GIVEN INSTRUCTION:
Check every line below for the word "сыворотке" and give only the number of lines where it appears.

DATA TO PROCESS:
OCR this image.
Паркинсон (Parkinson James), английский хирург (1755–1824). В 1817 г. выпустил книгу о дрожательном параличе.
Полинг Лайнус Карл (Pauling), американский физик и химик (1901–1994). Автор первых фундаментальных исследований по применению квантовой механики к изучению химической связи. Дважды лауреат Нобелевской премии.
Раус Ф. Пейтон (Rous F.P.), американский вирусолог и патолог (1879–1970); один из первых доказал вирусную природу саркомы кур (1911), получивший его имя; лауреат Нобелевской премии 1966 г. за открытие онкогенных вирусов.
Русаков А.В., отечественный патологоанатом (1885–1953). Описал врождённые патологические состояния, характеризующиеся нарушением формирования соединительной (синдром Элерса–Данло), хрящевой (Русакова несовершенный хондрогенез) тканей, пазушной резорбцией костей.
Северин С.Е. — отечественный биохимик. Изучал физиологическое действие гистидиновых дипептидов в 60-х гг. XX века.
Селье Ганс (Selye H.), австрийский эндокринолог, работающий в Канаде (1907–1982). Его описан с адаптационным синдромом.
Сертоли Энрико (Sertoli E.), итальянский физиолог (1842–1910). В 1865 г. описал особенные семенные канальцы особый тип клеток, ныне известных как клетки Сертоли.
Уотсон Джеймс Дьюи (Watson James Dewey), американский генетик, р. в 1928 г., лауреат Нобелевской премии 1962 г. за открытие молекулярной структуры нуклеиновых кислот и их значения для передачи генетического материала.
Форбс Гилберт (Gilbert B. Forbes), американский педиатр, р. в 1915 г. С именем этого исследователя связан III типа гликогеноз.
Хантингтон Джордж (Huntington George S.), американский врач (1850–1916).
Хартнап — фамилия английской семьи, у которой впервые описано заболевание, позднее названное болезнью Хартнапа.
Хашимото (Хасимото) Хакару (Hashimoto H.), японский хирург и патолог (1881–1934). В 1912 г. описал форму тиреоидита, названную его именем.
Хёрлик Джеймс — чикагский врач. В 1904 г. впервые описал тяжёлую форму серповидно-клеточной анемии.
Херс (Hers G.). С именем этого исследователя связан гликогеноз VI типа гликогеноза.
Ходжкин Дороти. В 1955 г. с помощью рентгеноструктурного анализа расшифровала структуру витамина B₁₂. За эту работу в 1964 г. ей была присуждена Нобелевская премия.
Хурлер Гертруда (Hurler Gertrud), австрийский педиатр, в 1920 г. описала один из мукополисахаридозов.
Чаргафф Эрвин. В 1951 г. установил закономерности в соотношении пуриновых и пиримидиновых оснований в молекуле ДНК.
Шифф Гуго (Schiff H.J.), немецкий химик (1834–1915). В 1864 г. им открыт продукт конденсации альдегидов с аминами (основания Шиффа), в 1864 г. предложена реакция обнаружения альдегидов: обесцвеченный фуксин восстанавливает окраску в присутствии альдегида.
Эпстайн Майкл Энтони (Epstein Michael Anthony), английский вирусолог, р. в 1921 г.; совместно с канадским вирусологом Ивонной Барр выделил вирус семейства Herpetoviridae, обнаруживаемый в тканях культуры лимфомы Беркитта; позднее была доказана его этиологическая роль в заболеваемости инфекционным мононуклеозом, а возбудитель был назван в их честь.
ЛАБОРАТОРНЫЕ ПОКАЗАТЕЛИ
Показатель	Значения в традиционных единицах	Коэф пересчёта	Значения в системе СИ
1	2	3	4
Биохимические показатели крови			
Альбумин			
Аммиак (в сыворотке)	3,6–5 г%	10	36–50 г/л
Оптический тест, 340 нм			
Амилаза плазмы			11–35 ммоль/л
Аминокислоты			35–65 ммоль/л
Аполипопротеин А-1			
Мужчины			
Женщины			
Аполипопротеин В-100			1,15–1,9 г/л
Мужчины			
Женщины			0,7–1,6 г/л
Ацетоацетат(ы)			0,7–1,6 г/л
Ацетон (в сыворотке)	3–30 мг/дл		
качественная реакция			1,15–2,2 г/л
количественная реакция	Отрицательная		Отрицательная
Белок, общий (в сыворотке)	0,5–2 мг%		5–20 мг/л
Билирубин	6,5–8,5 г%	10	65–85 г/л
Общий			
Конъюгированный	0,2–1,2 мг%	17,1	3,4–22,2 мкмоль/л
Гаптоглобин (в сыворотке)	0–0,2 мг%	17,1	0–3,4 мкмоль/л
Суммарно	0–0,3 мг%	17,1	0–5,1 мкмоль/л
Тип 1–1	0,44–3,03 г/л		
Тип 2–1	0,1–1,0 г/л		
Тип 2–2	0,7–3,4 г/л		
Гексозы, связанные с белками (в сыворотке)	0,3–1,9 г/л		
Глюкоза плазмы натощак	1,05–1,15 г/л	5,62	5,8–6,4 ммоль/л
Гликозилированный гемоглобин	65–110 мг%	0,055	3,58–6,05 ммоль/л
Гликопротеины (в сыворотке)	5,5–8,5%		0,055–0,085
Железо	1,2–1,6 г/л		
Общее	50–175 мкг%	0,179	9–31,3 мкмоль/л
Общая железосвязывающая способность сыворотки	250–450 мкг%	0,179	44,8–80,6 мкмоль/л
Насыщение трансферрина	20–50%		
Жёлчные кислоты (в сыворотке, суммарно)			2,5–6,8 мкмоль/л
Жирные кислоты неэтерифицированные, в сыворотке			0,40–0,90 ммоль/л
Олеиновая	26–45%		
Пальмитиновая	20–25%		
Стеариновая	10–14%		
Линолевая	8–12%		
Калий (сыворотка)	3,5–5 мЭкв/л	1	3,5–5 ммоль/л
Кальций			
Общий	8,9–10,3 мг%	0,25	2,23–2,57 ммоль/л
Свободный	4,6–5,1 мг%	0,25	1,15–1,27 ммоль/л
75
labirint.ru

THE OUTPUT:
8